### Goal
Give the records back in full, exactly as they read.

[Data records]
○ ○ ○

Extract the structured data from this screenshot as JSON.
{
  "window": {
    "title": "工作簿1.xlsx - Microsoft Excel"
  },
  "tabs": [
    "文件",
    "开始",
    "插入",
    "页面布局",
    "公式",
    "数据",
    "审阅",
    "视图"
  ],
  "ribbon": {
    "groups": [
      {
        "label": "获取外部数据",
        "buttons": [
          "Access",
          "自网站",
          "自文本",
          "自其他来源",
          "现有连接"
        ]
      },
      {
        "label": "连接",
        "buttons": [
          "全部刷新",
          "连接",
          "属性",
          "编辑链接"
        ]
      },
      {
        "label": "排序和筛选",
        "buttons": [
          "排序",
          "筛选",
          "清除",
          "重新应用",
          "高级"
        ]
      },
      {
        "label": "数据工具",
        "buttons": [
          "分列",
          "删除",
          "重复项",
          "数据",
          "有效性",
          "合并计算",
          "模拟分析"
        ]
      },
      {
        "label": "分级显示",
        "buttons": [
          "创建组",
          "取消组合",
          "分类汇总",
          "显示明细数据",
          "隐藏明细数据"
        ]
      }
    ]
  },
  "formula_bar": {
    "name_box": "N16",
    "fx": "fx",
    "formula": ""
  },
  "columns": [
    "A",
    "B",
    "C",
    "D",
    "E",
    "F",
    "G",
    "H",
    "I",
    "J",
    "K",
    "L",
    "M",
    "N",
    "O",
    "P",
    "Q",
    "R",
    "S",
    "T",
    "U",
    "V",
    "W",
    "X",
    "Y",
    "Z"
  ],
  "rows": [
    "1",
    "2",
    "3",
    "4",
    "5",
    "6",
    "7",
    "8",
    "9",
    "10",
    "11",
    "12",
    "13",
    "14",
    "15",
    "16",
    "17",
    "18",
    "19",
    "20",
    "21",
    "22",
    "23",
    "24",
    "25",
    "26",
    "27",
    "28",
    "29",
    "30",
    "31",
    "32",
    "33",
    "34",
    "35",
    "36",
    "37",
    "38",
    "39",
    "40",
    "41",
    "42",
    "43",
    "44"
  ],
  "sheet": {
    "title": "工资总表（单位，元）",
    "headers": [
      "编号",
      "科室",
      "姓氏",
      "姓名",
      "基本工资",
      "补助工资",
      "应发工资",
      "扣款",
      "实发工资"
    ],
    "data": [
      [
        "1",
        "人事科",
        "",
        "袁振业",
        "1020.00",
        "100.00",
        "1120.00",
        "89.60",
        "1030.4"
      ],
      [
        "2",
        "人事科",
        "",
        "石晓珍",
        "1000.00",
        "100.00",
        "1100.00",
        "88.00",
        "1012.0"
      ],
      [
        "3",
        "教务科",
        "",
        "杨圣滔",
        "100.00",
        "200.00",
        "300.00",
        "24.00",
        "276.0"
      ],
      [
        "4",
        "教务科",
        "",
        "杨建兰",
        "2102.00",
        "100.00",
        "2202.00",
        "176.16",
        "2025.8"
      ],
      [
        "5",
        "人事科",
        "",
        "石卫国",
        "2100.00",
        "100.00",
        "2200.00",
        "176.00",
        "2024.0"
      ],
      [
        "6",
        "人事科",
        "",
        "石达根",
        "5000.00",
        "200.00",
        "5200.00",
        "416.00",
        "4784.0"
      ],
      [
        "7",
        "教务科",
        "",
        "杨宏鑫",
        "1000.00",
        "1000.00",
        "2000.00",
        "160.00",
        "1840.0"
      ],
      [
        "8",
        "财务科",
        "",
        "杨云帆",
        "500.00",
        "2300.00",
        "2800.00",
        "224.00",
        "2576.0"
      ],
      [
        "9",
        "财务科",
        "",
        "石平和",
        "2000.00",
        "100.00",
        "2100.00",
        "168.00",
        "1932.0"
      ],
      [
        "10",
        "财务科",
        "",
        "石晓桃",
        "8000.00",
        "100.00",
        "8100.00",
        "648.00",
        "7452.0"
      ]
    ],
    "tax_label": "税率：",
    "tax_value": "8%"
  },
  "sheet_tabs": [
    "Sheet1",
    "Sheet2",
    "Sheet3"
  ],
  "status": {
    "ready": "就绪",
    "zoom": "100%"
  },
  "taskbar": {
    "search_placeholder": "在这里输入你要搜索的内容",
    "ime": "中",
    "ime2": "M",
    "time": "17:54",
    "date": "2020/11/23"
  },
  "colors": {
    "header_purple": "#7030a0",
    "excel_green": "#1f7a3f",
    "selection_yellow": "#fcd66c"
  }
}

○ ○ ○

### Written answer
Extract the structured data from this screenshot as JSON.
{
  "window": {
    "title": "工作簿1.xlsx - Microsoft Excel"
  },
  "tabs": [
    "文件",
    "开始",
    "插入",
    "页面布局",
    "公式",
    "数据",
    "审阅",
    "视图"
  ],
  "ribbon": {
    "groups": [
      {
        "label": "获取外部数据",
        "buttons": [
          "Access",
          "自网站",
          "自文本",
          "自其他来源",
          "现有连接"
        ]
      },
      {
        "label": "连接",
        "buttons": [
          "全部刷新",
          "连接",
          "属性",
          "编辑链接"
        ]
      },
      {
        "label": "排序和筛选",
        "buttons": [
          "排序",
          "筛选",
          "清除",
          "重新应用",
          "高级"
        ]
      },
      {
        "label": "数据工具",
        "buttons": [
          "分列",
          "删除",
          "重复项",
          "数据",
          "有效性",
          "合并计算",
          "模拟分析"
        ]
      },
      {
        "label": "分级显示",
        "buttons": [
          "创建组",
          "取消组合",
          "分类汇总",
          "显示明细数据",
          "隐藏明细数据"
        ]
      }
    ]
  },
  "formula_bar": {
    "name_box": "N16",
    "fx": "fx",
    "formula": ""
  },
  "columns": [
    "A",
    "B",
    "C",
    "D",
    "E",
    "F",
    "G",
    "H",
    "I",
    "J",
    "K",
    "L",
    "M",
    "N",
    "O",
    "P",
    "Q",
    "R",
    "S",
    "T",
    "U",
    "V",
    "W",
    "X",
    "Y",
    "Z"
  ],
  "rows": [
    "1",
    "2",
    "3",
    "4",
    "5",
    "6",
    "7",
    "8",
    "9",
    "10",
    "11",
    "12",
    "13",
    "14",
    "15",
    "16",
    "17",
    "18",
    "19",
    "20",
    "21",
    "22",
    "23",
    "24",
    "25",
    "26",
    "27",
    "28",
    "29",
    "30",
    "31",
    "32",
    "33",
    "34",
    "35",
    "36",
    "37",
    "38",
    "39",
    "40",
    "41",
    "42",
    "43",
    "44"
  ],
  "sheet": {
    "title": "工资总表（单位，元）",
    "headers": [
      "编号",
      "科室",
      "姓氏",
      "姓名",
      "基本工资",
      "补助工资",
      "应发工资",
      "扣款",
      "实发工资"
    ],
    "data": [
      [
        "1",
        "人事科",
        "",
        "袁振业",
        "1020.00",
        "100.00",
        "1120.00",
        "89.60",
        "1030.4"
      ],
      [
        "2",
        "人事科",
        "",
        "石晓珍",
        "1000.00",
        "100.00",
        "1100.00",
        "88.00",
        "1012.0"
      ],
      [
        "3",
        "教务科",
        "",
        "杨圣滔",
        "100.00",
        "200.00",
        "300.00",
        "24.00",
        "276.0"
      ],
      [
        "4",
        "教务科",
        "",
        "杨建兰",
        "2102.00",
        "100.00",
        "2202.00",
        "176.16",
        "2025.8"
      ],
      [
        "5",
        "人事科",
        "",
        "石卫国",
        "2100.00",
        "100.00",
        "2200.00",
        "176.00",
        "2024.0"
      ],
      [
        "6",
        "人事科",
        "",
        "石达根",
        "5000.00",
        "200.00",
        "5200.00",
        "416.00",
        "4784.0"
      ],
      [
        "7",
        "教务科",
        "",
        "杨宏鑫",
        "1000.00",
        "1000.00",
        "2000.00",
        "160.00",
        "1840.0"
      ],
      [
        "8",
        "财务科",
        "",
        "杨云帆",
        "500.00",
        "2300.00",
        "2800.00",
        "224.00",
        "2576.0"
      ],
      [
        "9",
        "财务科",
        "",
        "石平和",
        "2000.00",
        "100.00",
        "2100.00",
        "168.00",
        "1932.0"
      ],
      [
        "10",
        "财务科",
        "",
        "石晓桃",
        "8000.00",
        "100.00",
        "8100.00",
        "648.00",
        "7452.0"
      ]
    ],
    "tax_label": "税率：",
    "tax_value": "8%"
  },
  "sheet_tabs": [
    "Sheet1",
    "Sheet2",
    "Sheet3"
  ],
  "status": {
    "ready": "就绪",
    "zoom": "100%"
  },
  "taskbar": {
    "search_placeholder": "在这里输入你要搜索的内容",
    "ime": "中",
    "ime2": "M",
    "time": "17:54",
    "date": "2020/11/23"
  },
  "colors": {
    "header_purple": "#7030a0",
    "excel_green": "#1f7a3f",
    "selection_yellow": "#fcd66c"
  }
}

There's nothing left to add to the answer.